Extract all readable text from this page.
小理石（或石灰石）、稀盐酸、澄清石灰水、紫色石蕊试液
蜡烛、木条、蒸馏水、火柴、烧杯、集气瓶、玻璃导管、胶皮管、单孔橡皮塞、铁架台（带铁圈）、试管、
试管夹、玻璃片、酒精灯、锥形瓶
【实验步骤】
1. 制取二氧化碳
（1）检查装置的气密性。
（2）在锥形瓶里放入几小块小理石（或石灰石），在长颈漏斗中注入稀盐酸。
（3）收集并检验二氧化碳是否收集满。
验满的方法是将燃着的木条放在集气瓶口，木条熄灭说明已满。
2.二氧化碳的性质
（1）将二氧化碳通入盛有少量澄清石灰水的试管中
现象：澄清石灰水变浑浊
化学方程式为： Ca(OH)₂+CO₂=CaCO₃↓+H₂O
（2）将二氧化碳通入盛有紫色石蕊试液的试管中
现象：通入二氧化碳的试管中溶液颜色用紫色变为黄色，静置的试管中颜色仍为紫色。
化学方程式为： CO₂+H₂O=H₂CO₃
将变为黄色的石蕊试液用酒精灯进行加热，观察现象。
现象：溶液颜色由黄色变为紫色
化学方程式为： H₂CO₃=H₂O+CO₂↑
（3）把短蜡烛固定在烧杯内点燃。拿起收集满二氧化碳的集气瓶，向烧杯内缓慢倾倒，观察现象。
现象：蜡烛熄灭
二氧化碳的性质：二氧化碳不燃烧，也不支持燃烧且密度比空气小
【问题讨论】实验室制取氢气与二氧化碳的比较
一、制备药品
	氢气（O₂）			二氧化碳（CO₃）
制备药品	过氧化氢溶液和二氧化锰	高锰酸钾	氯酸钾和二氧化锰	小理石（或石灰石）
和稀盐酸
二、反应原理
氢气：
*****
To do
Check every line of the data above for the string "H₂CO₃", and copy those that have it.

Solution for this task
化学方程式为： CO₂+H₂O=H₂CO₃
化学方程式为： H₂CO₃=H₂O+CO₂↑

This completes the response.